Set exercise:
Go through the material and write it all out exactly, minus the pictures.

Records contained in a dataset
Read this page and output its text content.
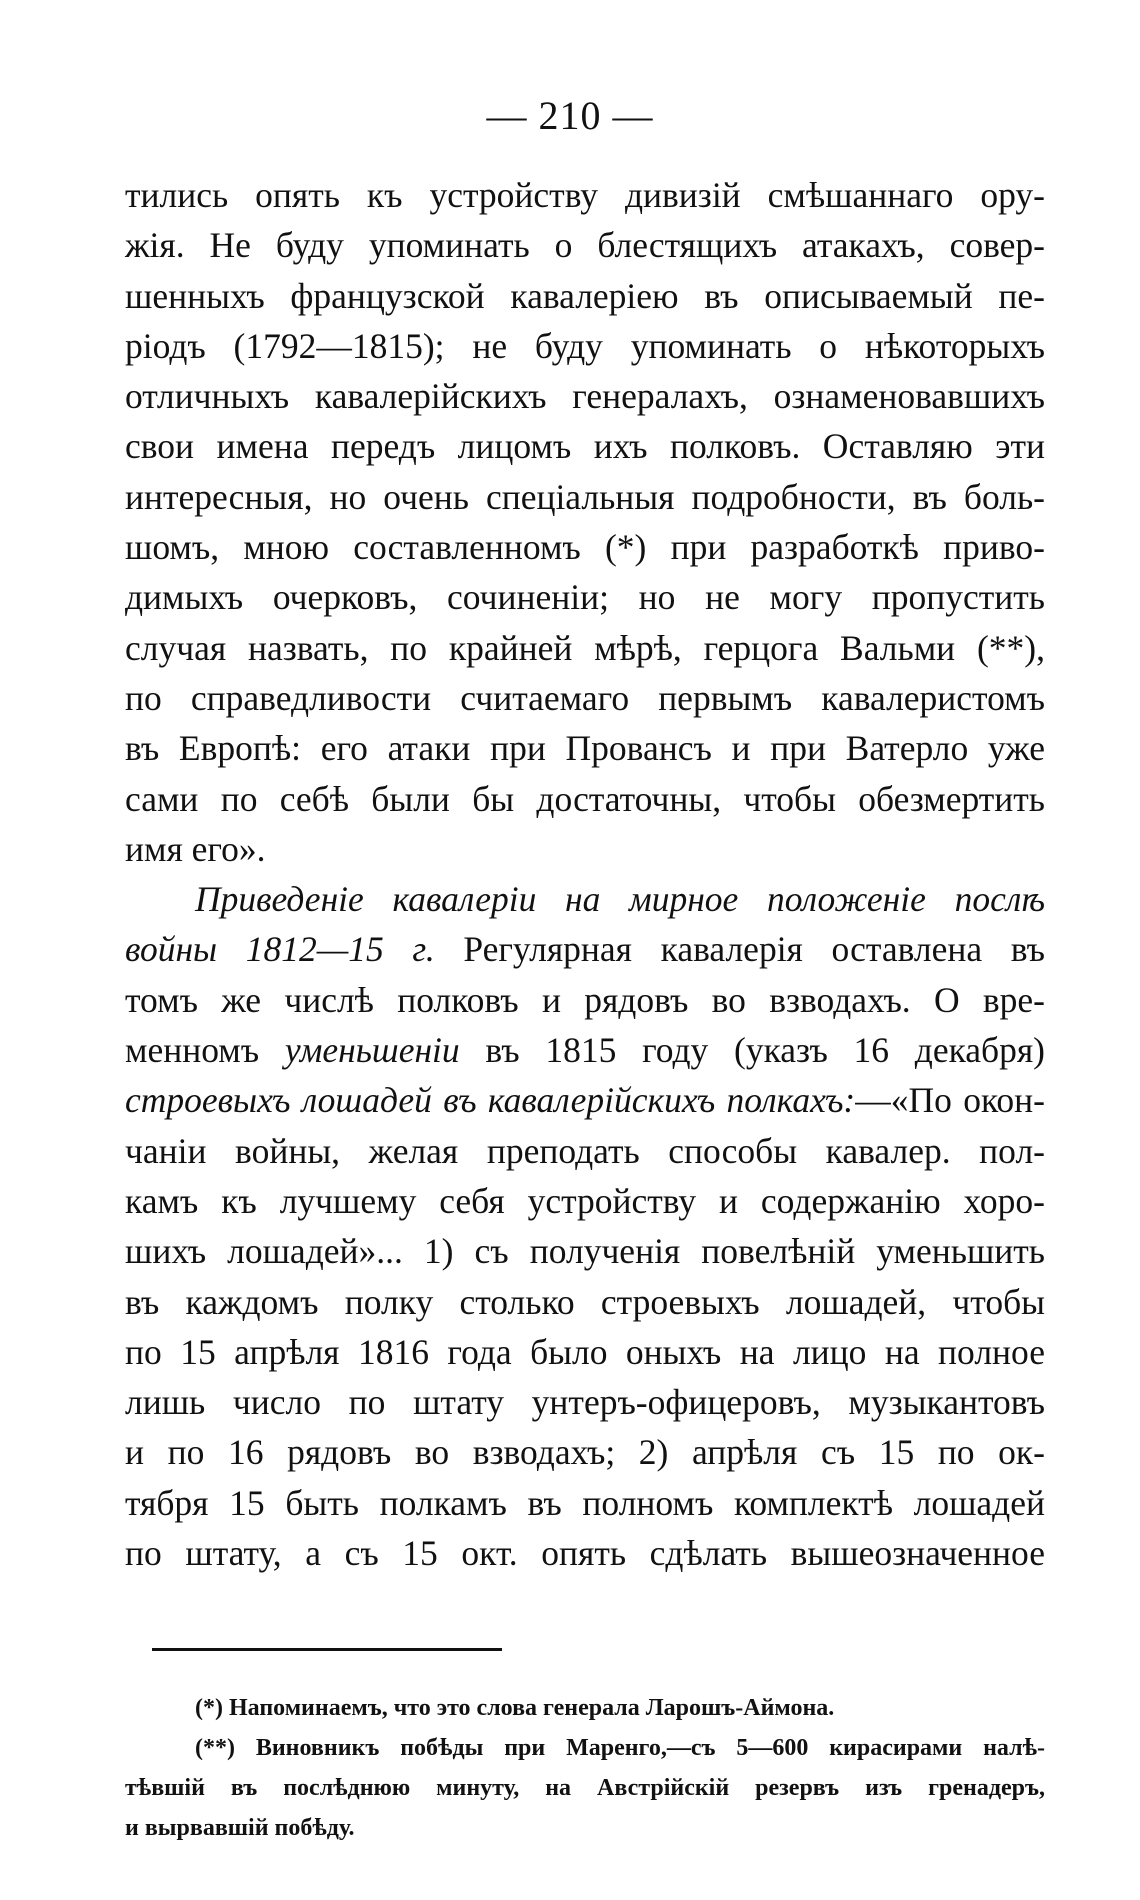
— 210 —
тились опять къ устройству дивизій смѣшаннаго ору-
жія. Не буду упоминать о блестящихъ атакахъ, совер-
шенныхъ французской кавалеріею въ описываемый пе-
ріодъ (1792—1815); не буду упоминать о нѣкоторыхъ
отличныхъ кавалерійскихъ генералахъ, ознаменовавшихъ
свои имена передъ лицомъ ихъ полковъ. Оставляю эти
интересныя, но очень спеціальныя подробности, въ боль-
шомъ, мною составленномъ (*) при разработкѣ приво-
димыхъ очерковъ, сочиненіи; но не могу пропустить
случая назвать, по крайней мѣрѣ, герцога Вальми (**),
по справедливости считаемаго первымъ кавалеристомъ
въ Европѣ: его атаки при Провансъ и при Ватерло уже
сами по себѣ были бы достаточны, чтобы обезмертить
имя его».
Приведеніе кавалеріи на мирное положеніе послѣ
войны 1812—15 г. Регулярная кавалерія оставлена въ
томъ же числѣ полковъ и рядовъ во взводахъ. О вре-
менномъ уменьшеніи въ 1815 году (указъ 16 декабря)
строевыхъ лошадей въ кавалерійскихъ полкахъ:—«По окон-
чаніи войны, желая преподать способы кавалер. пол-
камъ къ лучшему себя устройству и содержанію хоро-
шихъ лошадей»... 1) съ полученія повелѣній уменьшить
въ каждомъ полку столько строевыхъ лошадей, чтобы
по 15 апрѣля 1816 года было оныхъ на лицо на полное
лишь число по штату унтеръ-офицеровъ, музыкантовъ
и по 16 рядовъ во взводахъ; 2) апрѣля съ 15 по ок-
тября 15 быть полкамъ въ полномъ комплектѣ лошадей
по штату, а съ 15 окт. опять сдѣлать вышеозначенное
(*) Напоминаемъ, что это слова генерала Ларошъ-Аймона.
(**) Виновникъ побѣды при Маренго,—съ 5—600 кирасирами налѣ-
тѣвшій въ послѣднюю минуту, на Австрійскій резервъ изъ гренадеръ,
и вырвавшій побѣду.
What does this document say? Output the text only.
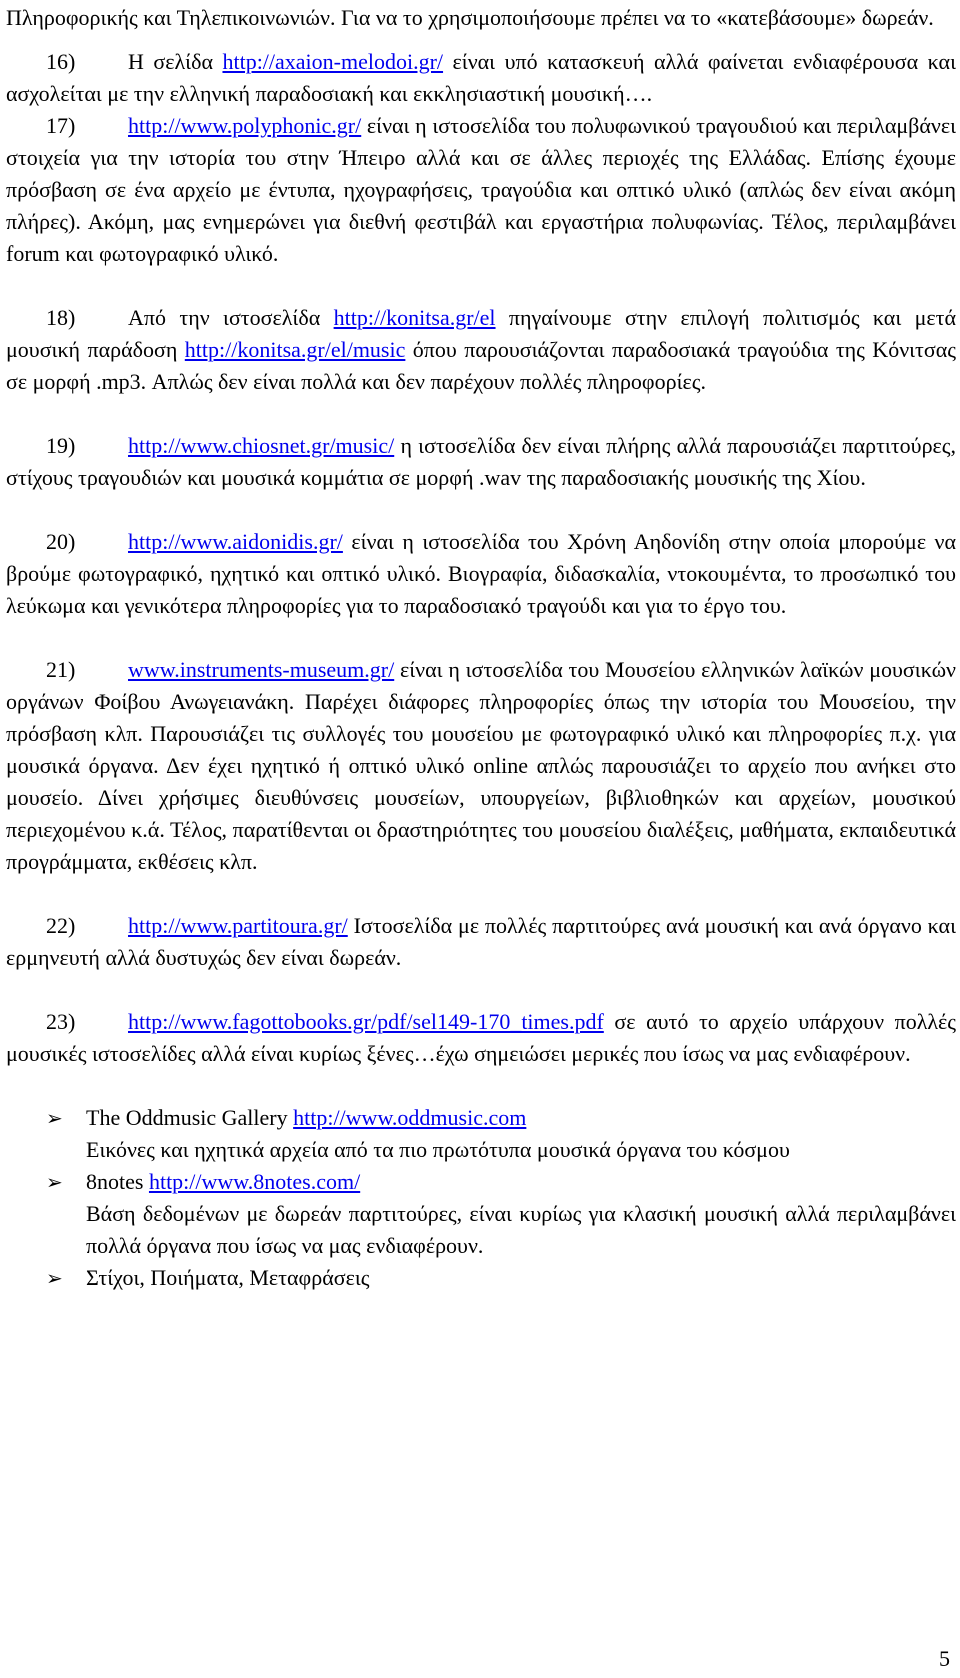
Πληροφορικής και Τηλεπικοινωνιών. Για να το χρησιμοποιήσουμε πρέπει να το «κατεβάσουμε» δωρεάν.

16) Η σελίδα http://axaion-melodoi.gr/ είναι υπό κατασκευή αλλά φαίνεται ενδιαφέρουσα και ασχολείται με την ελληνική παραδοσιακή και εκκλησιαστική μουσική….

17) http://www.polyphonic.gr/ είναι η ιστοσελίδα του πολυφωνικού τραγουδιού και περιλαμβάνει στοιχεία για την ιστορία του στην Ήπειρο αλλά και σε άλλες περιοχές της Ελλάδας. Επίσης έχουμε πρόσβαση σε ένα αρχείο με έντυπα, ηχογραφήσεις, τραγούδια και οπτικό υλικό (απλώς δεν είναι ακόμη πλήρες). Ακόμη, μας ενημερώνει για διεθνή φεστιβάλ και εργαστήρια πολυφωνίας. Τέλος, περιλαμβάνει forum και φωτογραφικό υλικό.

18) Από την ιστοσελίδα http://konitsa.gr/el πηγαίνουμε στην επιλογή πολιτισμός και μετά μουσική παράδοση http://konitsa.gr/el/music όπου παρουσιάζονται παραδοσιακά τραγούδια της Κόνιτσας σε μορφή .mp3. Απλώς δεν είναι πολλά και δεν παρέχουν πολλές πληροφορίες.

19) http://www.chiosnet.gr/music/ η ιστοσελίδα δεν είναι πλήρης αλλά παρουσιάζει παρτιτούρες, στίχους τραγουδιών και μουσικά κομμάτια σε μορφή .wav της παραδοσιακής μουσικής της Χίου.

20) http://www.aidonidis.gr/ είναι η ιστοσελίδα του Χρόνη Αηδονίδη στην οποία μπορούμε να βρούμε φωτογραφικό, ηχητικό και οπτικό υλικό. Βιογραφία, διδασκαλία, ντοκουμέντα, το προσωπικό του λεύκωμα και γενικότερα πληροφορίες για το παραδοσιακό τραγούδι και για το έργο του.

21) www.instruments-museum.gr/ είναι η ιστοσελίδα του Μουσείου ελληνικών λαϊκών μουσικών οργάνων Φοίβου Ανωγειανάκη. Παρέχει διάφορες πληροφορίες όπως την ιστορία του Μουσείου, την πρόσβαση κλπ. Παρουσιάζει τις συλλογές του μουσείου με φωτογραφικό υλικό και πληροφορίες π.χ. για μουσικά όργανα. Δεν έχει ηχητικό ή οπτικό υλικό online απλώς παρουσιάζει το αρχείο που ανήκει στο μουσείο. Δίνει χρήσιμες διευθύνσεις μουσείων, υπουργείων, βιβλιοθηκών και αρχείων, μουσικού περιεχομένου κ.ά. Τέλος, παρατίθενται οι δραστηριότητες του μουσείου διαλέξεις, μαθήματα, εκπαιδευτικά προγράμματα, εκθέσεις κλπ.

22) http://www.partitoura.gr/ Ιστοσελίδα με πολλές παρτιτούρες ανά μουσική και ανά όργανο και ερμηνευτή αλλά δυστυχώς δεν είναι δωρεάν.

23) http://www.fagottobooks.gr/pdf/sel149-170_times.pdf σε αυτό το αρχείο υπάρχουν πολλές μουσικές ιστοσελίδες αλλά είναι κυρίως ξένες…έχω σημειώσει μερικές που ίσως να μας ενδιαφέρουν.

➢ The Oddmusic Gallery http://www.oddmusic.com

Εικόνες και ηχητικά αρχεία από τα πιο πρωτότυπα μουσικά όργανα του κόσμου

➢ 8notes http://www.8notes.com/

Βάση δεδομένων με δωρεάν παρτιτούρες, είναι κυρίως για κλασική μουσική αλλά περιλαμβάνει πολλά όργανα που ίσως να μας ενδιαφέρουν.

➢ Στίχοι, Ποιήματα, Μεταφράσεις

5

Finished answer:
Read this page and output its text content.
— 210 —
тились опять къ устройству дивизій смѣшаннаго ору-
жія. Не буду упоминать о блестящихъ атакахъ, совер-
шенныхъ французской кавалеріею въ описываемый пе-
ріодъ (1792—1815); не буду упоминать о нѣкоторыхъ
отличныхъ кавалерійскихъ генералахъ, ознаменовавшихъ
свои имена передъ лицомъ ихъ полковъ. Оставляю эти
интересныя, но очень спеціальныя подробности, въ боль-
шомъ, мною составленномъ (*) при разработкѣ приво-
димыхъ очерковъ, сочиненіи; но не могу пропустить
случая назвать, по крайней мѣрѣ, герцога Вальми (**),
по справедливости считаемаго первымъ кавалеристомъ
въ Европѣ: его атаки при Провансъ и при Ватерло уже
сами по себѣ были бы достаточны, чтобы обезмертить
имя его».
Приведеніе кавалеріи на мирное положеніе послѣ
войны 1812—15 г. Регулярная кавалерія оставлена въ
томъ же числѣ полковъ и рядовъ во взводахъ. О вре-
менномъ уменьшеніи въ 1815 году (указъ 16 декабря)
строевыхъ лошадей въ кавалерійскихъ полкахъ:—«По окон-
чаніи войны, желая преподать способы кавалер. пол-
камъ къ лучшему себя устройству и содержанію хоро-
шихъ лошадей»... 1) съ полученія повелѣній уменьшить
въ каждомъ полку столько строевыхъ лошадей, чтобы
по 15 апрѣля 1816 года было оныхъ на лицо на полное
лишь число по штату унтеръ-офицеровъ, музыкантовъ
и по 16 рядовъ во взводахъ; 2) апрѣля съ 15 по ок-
тября 15 быть полкамъ въ полномъ комплектѣ лошадей
по штату, а съ 15 окт. опять сдѣлать вышеозначенное
(*) Напоминаемъ, что это слова генерала Ларошъ-Аймона.
(**) Виновникъ побѣды при Маренго,—съ 5—600 кирасирами налѣ-
тѣвшій въ послѣднюю минуту, на Австрійскій резервъ изъ гренадеръ,
и вырвавшій побѣду.
What does this document say? Output the text only.
Πληροφορικής και Τηλεπικοινωνιών. Για να το χρησιμοποιήσουμε πρέπει να το «κατεβάσουμε» δωρεάν.

16) Η σελίδα http://axaion-melodoi.gr/ είναι υπό κατασκευή αλλά φαίνεται ενδιαφέρουσα και ασχολείται με την ελληνική παραδοσιακή και εκκλησιαστική μουσική….

17) http://www.polyphonic.gr/ είναι η ιστοσελίδα του πολυφωνικού τραγουδιού και περιλαμβάνει στοιχεία για την ιστορία του στην Ήπειρο αλλά και σε άλλες περιοχές της Ελλάδας. Επίσης έχουμε πρόσβαση σε ένα αρχείο με έντυπα, ηχογραφήσεις, τραγούδια και οπτικό υλικό (απλώς δεν είναι ακόμη πλήρες). Ακόμη, μας ενημερώνει για διεθνή φεστιβάλ και εργαστήρια πολυφωνίας. Τέλος, περιλαμβάνει forum και φωτογραφικό υλικό.

18) Από την ιστοσελίδα http://konitsa.gr/el πηγαίνουμε στην επιλογή πολιτισμός και μετά μουσική παράδοση http://konitsa.gr/el/music όπου παρουσιάζονται παραδοσιακά τραγούδια της Κόνιτσας σε μορφή .mp3. Απλώς δεν είναι πολλά και δεν παρέχουν πολλές πληροφορίες.

19) http://www.chiosnet.gr/music/ η ιστοσελίδα δεν είναι πλήρης αλλά παρουσιάζει παρτιτούρες, στίχους τραγουδιών και μουσικά κομμάτια σε μορφή .wav της παραδοσιακής μουσικής της Χίου.

20) http://www.aidonidis.gr/ είναι η ιστοσελίδα του Χρόνη Αηδονίδη στην οποία μπορούμε να βρούμε φωτογραφικό, ηχητικό και οπτικό υλικό. Βιογραφία, διδασκαλία, ντοκουμέντα, το προσωπικό του λεύκωμα και γενικότερα πληροφορίες για το παραδοσιακό τραγούδι και για το έργο του.

21) www.instruments-museum.gr/ είναι η ιστοσελίδα του Μουσείου ελληνικών λαϊκών μουσικών οργάνων Φοίβου Ανωγειανάκη. Παρέχει διάφορες πληροφορίες όπως την ιστορία του Μουσείου, την πρόσβαση κλπ. Παρουσιάζει τις συλλογές του μουσείου με φωτογραφικό υλικό και πληροφορίες π.χ. για μουσικά όργανα. Δεν έχει ηχητικό ή οπτικό υλικό online απλώς παρουσιάζει το αρχείο που ανήκει στο μουσείο. Δίνει χρήσιμες διευθύνσεις μουσείων, υπουργείων, βιβλιοθηκών και αρχείων, μουσικού περιεχομένου κ.ά. Τέλος, παρατίθενται οι δραστηριότητες του μουσείου διαλέξεις, μαθήματα, εκπαιδευτικά προγράμματα, εκθέσεις κλπ.

22) http://www.partitoura.gr/ Ιστοσελίδα με πολλές παρτιτούρες ανά μουσική και ανά όργανο και ερμηνευτή αλλά δυστυχώς δεν είναι δωρεάν.

23) http://www.fagottobooks.gr/pdf/sel149-170_times.pdf σε αυτό το αρχείο υπάρχουν πολλές μουσικές ιστοσελίδες αλλά είναι κυρίως ξένες…έχω σημειώσει μερικές που ίσως να μας ενδιαφέρουν.

➢ The Oddmusic Gallery http://www.oddmusic.com

Εικόνες και ηχητικά αρχεία από τα πιο πρωτότυπα μουσικά όργανα του κόσμου

➢ 8notes http://www.8notes.com/

Βάση δεδομένων με δωρεάν παρτιτούρες, είναι κυρίως για κλασική μουσική αλλά περιλαμβάνει πολλά όργανα που ίσως να μας ενδιαφέρουν.

➢ Στίχοι, Ποιήματα, Μεταφράσεις

5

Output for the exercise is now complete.